Problems to work on -
**A.** Decide whether each statement below agrees with the article on growing User Research. Answer yes or no for each, quoting the deciding words of the text: (i) The author joined the company as its first full-time UX researcher. (ii) The user interviews were shown only to the product management team. (iii) The author advises getting involved in every single decision.
**B.** Write out word for word the part of the User Research article below that opens with the words containing "Establishing and growing" and closes with "our Berlin office.".

Excerpted text -
════════════════════

How we grew User Research from zero to central insights agency within the company

This article was first published on Medium on Jul 30, 2021

In 2016 I joined my company as their first and only UX researcher. Today I am the Head of a department that serves all teams with knowledge about our users. Here is what I learned in the last five years.

Establishing and growing User Research as a discipline and team within a digital product company has so far been the most challenging and exciting task in my professional life. During the last five and a half years I observed different phases as the team grew. In this article I want to share with you what I learned in each of these phases.

Year 1 — Explanation and Experimentation

I joined OneFootball in June 2016, a few weeks before the EURO in France. The company counted 60 people and I joined the design team as the first full-time UX researcher. At the time, the mobile app had a solid base of 3 million monthly active users and was built by well established design, product and engineering teams, all sitting on the same floor in our Berlin office.

Onefootball iOS app design in 2016

UX research was added as an additional step within the design and product definition process. I was working hard to get involved, leading to a key question from stakeholders in product management:

Why slow down the development process with UX research when so far we were quite successful with our ideas and solutions?

And this question is absolutely reasonable. You can build very successful products without UX research, and many companies like Basecamp do. If your company culture has established around top-down guidance and strong individual gut feel confidence, you might wonder why a UX researcher is adding value to your team. Ultimately, I was yet another person who had an opinion and who took his time to test features before we went live.

I learned three things in this initial and critical phase:

  • As the first UX researcher in a product team, prove your value by testing the existing experience. Without slowing down the development of new features, show what needs to be improved within the existing product.

  • Foster conversations about the product experience by showing your work publicly in your company. The more colleagues observe real people interacting with their product, the quicker they will understand why UX research is important.

  • Don’t try to force yourself into every single decision. Focus on the relationships with people who want to work with you and ask you for advice, let the others do their thing. They will come to you sooner or later.

While slowly and carefully involving myself in the exploration phase for new features, I went through all aspects of the existing app, from the onboarding to content consumption — and discovered a list of issues and potential improvements. I live-streamed all user interviews for all employees to watch, and let them submit questions I would directly ask the participants. I made everyone feel part of the testing, virtually sitting with me in the room. A lot of colleagues watched the interviews, even those who did not actively work on the product. All of a sudden, everyone was excited to think about how we can improve the product experience, after witnessing how real people struggle. It was exciting and it put the focus back on product management to better test their features before going live. I did not have much convincing to do — the users did it for me.

My first user interview setup: Two cameras, a phone holder, a lot of tape, any random meeting room.

════════════════════

Recorded data -

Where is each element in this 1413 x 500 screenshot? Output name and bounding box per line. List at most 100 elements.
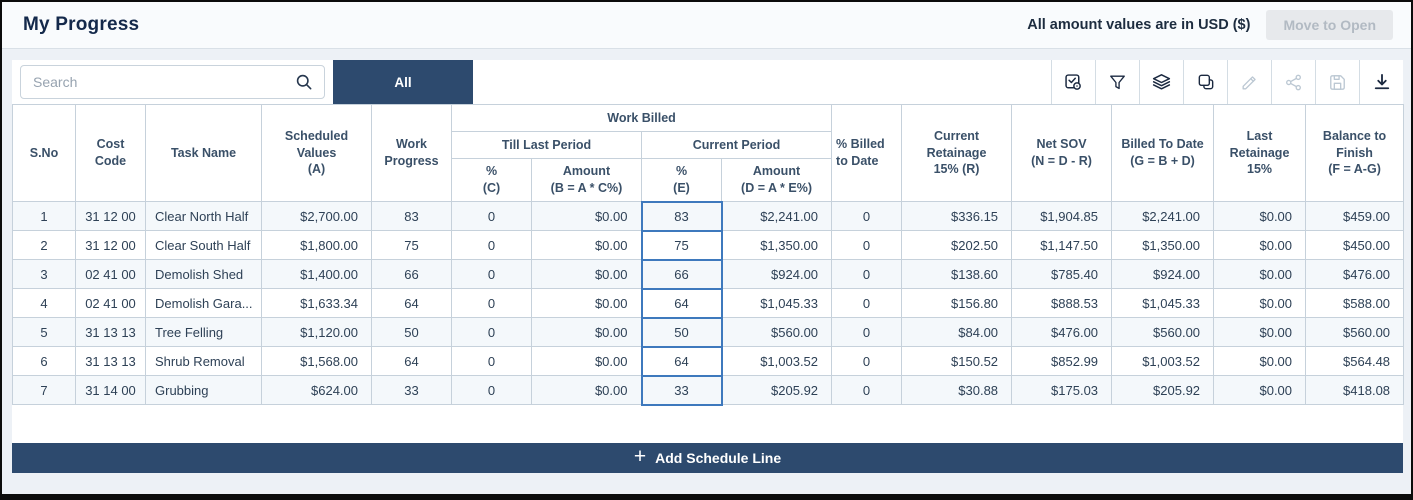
move-to-open-button[interactable]: Move to Open [1266,10,1393,40]
table-body: 1 31 12 00 Clear North Half $2,700.00 83… [12,200,1405,406]
cell-work-progress: 83 [371,201,452,231]
cell-till-last-period-pct: 0 [451,375,532,405]
add-schedule-line-button[interactable]: + Add Schedule Line [12,442,1403,473]
cell-current-retainage: $138.60 [901,259,1013,289]
cell-scheduled-value: $1,400.00 [261,259,372,289]
cell-current-period-amount: $560.00 [720,317,833,347]
cell-scheduled-value: $1,800.00 [261,230,372,260]
cell-current-period-pct-input[interactable]: 66 [640,258,723,290]
cell-sno: 1 [12,201,76,231]
cell-till-last-period-amount: $0.00 [531,375,642,405]
cell-till-last-period-amount: $0.00 [531,346,642,376]
cell-current-period-pct-input[interactable]: 33 [640,374,723,406]
cell-balance-to-finish: $476.00 [1305,259,1405,289]
cell-current-period-pct-input[interactable]: 83 [640,200,723,232]
cell-net-sov: $175.03 [1011,375,1113,405]
cell-current-period-pct-input[interactable]: 75 [640,229,723,261]
cell-work-progress: 75 [371,230,452,260]
cell-current-retainage: $336.15 [901,201,1013,231]
filter-icon[interactable] [1095,60,1139,104]
cell-scheduled-value: $1,568.00 [261,346,372,376]
cell-current-period-amount: $924.00 [720,259,833,289]
cell-task-name: Shrub Removal [145,346,262,376]
progress-table: S.No Cost Code Task Name Scheduled Values… [12,104,1405,406]
col-header-net-sov: Net SOV (N = D - R) [1011,104,1113,202]
layers-icon[interactable] [1139,60,1183,104]
cell-billed-to-date: $205.92 [1111,375,1215,405]
table-row: 5 31 13 13 Tree Felling $1,120.00 50 0 $… [12,316,1405,348]
page-title: My Progress [23,14,140,35]
cell-billed-to-date: $560.00 [1111,317,1215,347]
cell-current-period-pct-input[interactable]: 64 [640,345,723,377]
cell-net-sov: $852.99 [1011,346,1113,376]
cell-last-retainage: $0.00 [1213,201,1307,231]
cell-till-last-period-amount: $0.00 [531,259,642,289]
col-header-balance-to-finish: Balance to Finish (F = A-G) [1305,104,1405,202]
cell-scheduled-value: $624.00 [261,375,372,405]
cell-billed-to-date: $1,350.00 [1111,230,1215,260]
cell-cost-code: 02 41 00 [75,259,146,289]
search-input[interactable] [33,74,294,90]
cell-pct-billed-to-date: 0 [831,259,903,289]
search-box[interactable] [20,65,325,99]
cell-scheduled-value: $1,120.00 [261,317,372,347]
search-icon[interactable] [294,72,314,92]
cell-till-last-period-pct: 0 [451,317,532,347]
table-row: 2 31 12 00 Clear South Half $1,800.00 75… [12,229,1405,261]
table-row: 1 31 12 00 Clear North Half $2,700.00 83… [12,200,1405,232]
col-header-amount-d: Amount (D = A * E%) [720,158,833,202]
page-header: My Progress All amount values are in USD… [2,2,1411,49]
cell-current-retainage: $202.50 [901,230,1013,260]
download-icon[interactable] [1359,60,1403,104]
cell-balance-to-finish: $564.48 [1305,346,1405,376]
col-header-last-retainage: Last Retainage 15% [1213,104,1307,202]
cell-current-retainage: $150.52 [901,346,1013,376]
cell-current-period-amount: $1,350.00 [720,230,833,260]
cell-till-last-period-amount: $0.00 [531,201,642,231]
cell-sno: 6 [12,346,76,376]
cell-current-retainage: $30.88 [901,375,1013,405]
cell-balance-to-finish: $450.00 [1305,230,1405,260]
cell-current-period-pct-input[interactable]: 64 [640,287,723,319]
cell-pct-billed-to-date: 0 [831,201,903,231]
save-icon[interactable] [1315,60,1359,104]
cell-billed-to-date: $1,045.33 [1111,288,1215,318]
header-right: All amount values are in USD ($) Move to… [1027,10,1393,40]
cell-till-last-period-amount: $0.00 [531,317,642,347]
cell-pct-billed-to-date: 0 [831,230,903,260]
cell-net-sov: $1,904.85 [1011,201,1113,231]
cell-net-sov: $785.40 [1011,259,1113,289]
cell-balance-to-finish: $588.00 [1305,288,1405,318]
cell-current-period-pct-input[interactable]: 50 [640,316,723,348]
cell-current-period-amount: $205.92 [720,375,833,405]
cell-sno: 2 [12,230,76,260]
cell-last-retainage: $0.00 [1213,259,1307,289]
cell-scheduled-value: $2,700.00 [261,201,372,231]
cell-cost-code: 31 13 13 [75,317,146,347]
col-header-pct-c: % (C) [451,158,532,202]
cell-scheduled-value: $1,633.34 [261,288,372,318]
cell-task-name: Demolish Gara... [145,288,262,318]
cell-current-period-amount: $2,241.00 [720,201,833,231]
cell-task-name: Clear South Half [145,230,262,260]
col-header-cost-code: Cost Code [75,104,146,202]
cell-sno: 5 [12,317,76,347]
col-header-scheduled-values: Scheduled Values (A) [261,104,372,202]
table-row: 4 02 41 00 Demolish Gara... $1,633.34 64… [12,287,1405,319]
tab-all[interactable]: All [333,60,473,104]
cell-pct-billed-to-date: 0 [831,288,903,318]
cell-work-progress: 64 [371,346,452,376]
col-header-current-retainage: Current Retainage 15% (R) [901,104,1013,202]
edit-icon[interactable] [1227,60,1271,104]
cell-current-retainage: $84.00 [901,317,1013,347]
select-visibility-icon[interactable] [1051,60,1095,104]
cell-cost-code: 31 14 00 [75,375,146,405]
table-row: 7 31 14 00 Grubbing $624.00 33 0 $0.00 3… [12,374,1405,406]
cell-till-last-period-pct: 0 [451,259,532,289]
share-icon[interactable] [1271,60,1315,104]
col-group-current-period: Current Period [640,131,833,159]
cell-current-period-amount: $1,003.52 [720,346,833,376]
plus-icon: + [633,445,647,468]
copy-icon[interactable] [1183,60,1227,104]
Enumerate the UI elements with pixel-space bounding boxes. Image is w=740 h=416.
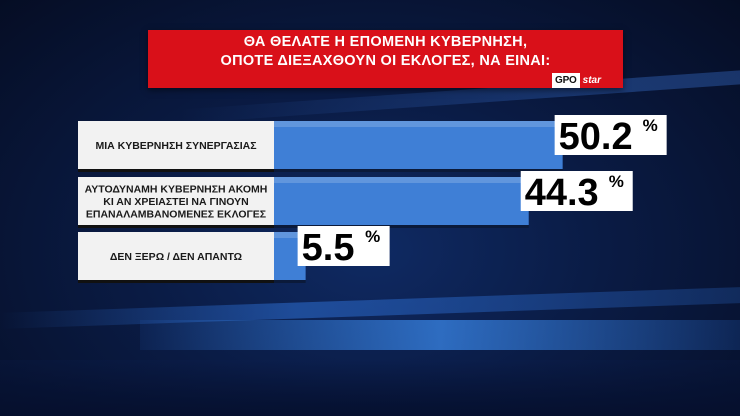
bar-shadow — [274, 225, 529, 228]
chart-title: ΘΑ ΘΕΛΑΤΕ Η ΕΠΟΜΕΝΗ ΚΥΒΕΡΝΗΣΗ, ΟΠΟΤΕ ΔΙΕ… — [148, 30, 623, 88]
value-unit: % — [609, 172, 624, 191]
chart-title-line-2: ΟΠΟΤΕ ΔΙΕΞΑΧΘΟΥΝ ΟΙ ΕΚΛΟΓΕΣ, ΝΑ ΕΙΝΑΙ: — [220, 53, 551, 69]
bar — [274, 121, 563, 169]
value-box — [297, 226, 390, 266]
value-label: 5.5 — [302, 227, 355, 269]
source-logo: GPO star — [552, 73, 605, 88]
value-box — [554, 115, 667, 155]
category-label-shadow — [78, 280, 274, 283]
bar-highlight — [274, 232, 306, 238]
value-unit: % — [365, 227, 380, 246]
category-label: ΚΙ ΑΝ ΧΡΕΙΑΣΤΕΙ ΝΑ ΓΙΝΟΥΝ — [103, 196, 249, 208]
category-label: ΜΙΑ ΚΥΒΕΡΝΗΣΗ ΣΥΝΕΡΓΑΣΙΑΣ — [95, 140, 256, 152]
star-logo-text: star — [579, 73, 605, 88]
category-label-shadow — [78, 225, 274, 228]
value-label: 44.3 — [525, 172, 599, 214]
bar-shadow — [274, 169, 563, 172]
category-label: ΕΠΑΝΑΛΑΜΒΑΝΟΜΕΝΕΣ ΕΚΛΟΓΕΣ — [86, 209, 266, 221]
gpo-logo-text: GPO — [552, 73, 580, 88]
value-box — [520, 171, 633, 211]
value-label: 50.2 — [559, 116, 633, 158]
category-label-panel — [78, 232, 274, 280]
bar — [274, 177, 529, 225]
category-label: ΑΥΤΟΔΥΝΑΜΗ ΚΥΒΕΡΝΗΣΗ ΑΚΟΜΗ — [85, 184, 268, 196]
bar-highlight — [274, 177, 529, 183]
category-label-panel — [78, 121, 274, 169]
category-label-shadow — [78, 169, 274, 172]
bar-shadow — [274, 280, 306, 283]
bar-highlight — [274, 121, 563, 127]
value-unit: % — [643, 116, 658, 135]
category-label: ΔΕΝ ΞΕΡΩ / ΔΕΝ ΑΠΑΝΤΩ — [110, 251, 242, 263]
category-label-panel — [78, 177, 274, 225]
chart-title-line-1: ΘΑ ΘΕΛΑΤΕ Η ΕΠΟΜΕΝΗ ΚΥΒΕΡΝΗΣΗ, — [243, 34, 528, 50]
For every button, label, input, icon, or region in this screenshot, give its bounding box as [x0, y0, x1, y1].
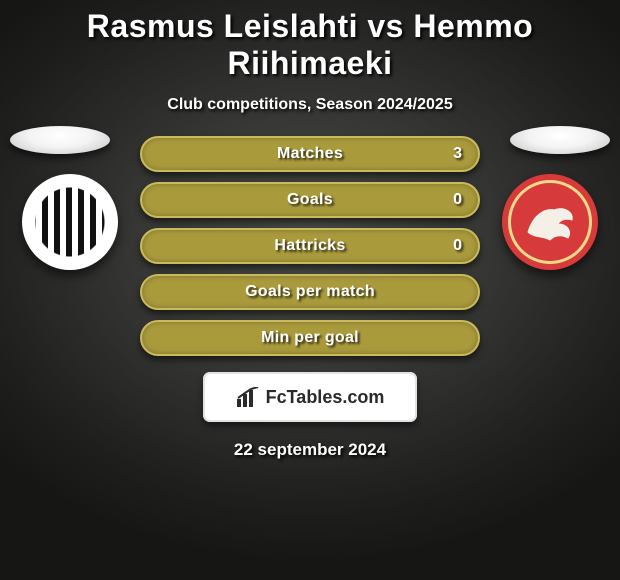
- stat-value: 0: [453, 237, 462, 255]
- stat-label: Goals: [287, 191, 333, 209]
- crest-left: [22, 174, 118, 270]
- stat-row: Goals per match: [140, 274, 480, 310]
- stat-label: Goals per match: [245, 283, 375, 301]
- stat-label: Hattricks: [274, 237, 345, 255]
- eagle-icon: [524, 204, 576, 244]
- stat-row: Hattricks 0: [140, 228, 480, 264]
- crest-right: [502, 174, 598, 270]
- footer-date: 22 september 2024: [0, 440, 620, 460]
- crest-left-ball-icon: [53, 205, 87, 239]
- name-plate-right: [510, 126, 610, 154]
- stat-label: Matches: [277, 145, 343, 163]
- stat-rows: Matches 3 Goals 0 Hattricks 0 Goals per match M…: [140, 136, 480, 356]
- stat-label: Min per goal: [261, 329, 359, 347]
- stat-value: 0: [453, 191, 462, 209]
- stat-row: Goals 0: [140, 182, 480, 218]
- name-plate-left: [10, 126, 110, 154]
- page-title: Rasmus Leislahti vs Hemmo Riihimaeki: [0, 0, 620, 82]
- stat-value: 3: [453, 145, 462, 163]
- page-subtitle: Club competitions, Season 2024/2025: [0, 96, 620, 114]
- bar-chart-icon: [236, 387, 260, 407]
- site-badge-label: FcTables.com: [266, 387, 385, 408]
- stat-row: Matches 3: [140, 136, 480, 172]
- site-badge[interactable]: FcTables.com: [203, 372, 417, 422]
- stat-row: Min per goal: [140, 320, 480, 356]
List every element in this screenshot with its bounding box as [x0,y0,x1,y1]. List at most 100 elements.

════════════════════

Expected answers -
**A.**
(i) Yes: "I joined the design team as the first full-time UX researcher"
(ii) No: "I live-streamed all user interviews for all employees to watch"
(iii) No: "Don’t try to force yourself into every single decision."

**B.**
Establishing and growing User Research as a discipline and team within a digital product company has so far been the most challenging and exciting task in my professional life. During the last five and a half years I observed different phases as the team grew. In this article I want to share with you what I learned in each of these phases.

Year 1 — Explanation and Experimentation

I joined OneFootball in June 2016, a few weeks before the EURO in France. The company counted 60 people and I joined the design team as the first full-time UX researcher. At the time, the mobile app had a solid base of 3 million monthly active users and was built by well established design, product and engineering teams, all sitting on the same floor in our Berlin office.